→ Task directions: Find the lines with "государственной" in them and copy them out.

→ Data shown:

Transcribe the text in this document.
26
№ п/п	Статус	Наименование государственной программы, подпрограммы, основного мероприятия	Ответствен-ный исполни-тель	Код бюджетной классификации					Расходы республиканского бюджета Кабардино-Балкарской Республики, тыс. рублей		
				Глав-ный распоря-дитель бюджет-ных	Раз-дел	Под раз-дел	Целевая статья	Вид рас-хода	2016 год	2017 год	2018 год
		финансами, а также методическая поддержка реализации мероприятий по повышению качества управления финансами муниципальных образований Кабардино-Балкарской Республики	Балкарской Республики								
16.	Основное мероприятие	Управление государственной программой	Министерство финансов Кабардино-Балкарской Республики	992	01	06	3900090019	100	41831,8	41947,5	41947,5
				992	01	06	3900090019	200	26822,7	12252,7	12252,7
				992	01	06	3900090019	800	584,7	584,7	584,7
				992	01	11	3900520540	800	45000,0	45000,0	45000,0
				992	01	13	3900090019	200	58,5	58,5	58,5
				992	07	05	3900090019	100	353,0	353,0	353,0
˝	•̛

→ The completed task:
№ п/п	Статус	Наименование государственной программы, подпрограммы, основного мероприятия	Ответствен-ный исполни-тель	Код бюджетной классификации					Расходы республиканского бюджета Кабардино-Балкарской Республики, тыс. рублей		
16.	Основное мероприятие	Управление государственной программой	Министерство финансов Кабардино-Балкарской Республики	992	01	06	3900090019	100	41831,8	41947,5	41947,5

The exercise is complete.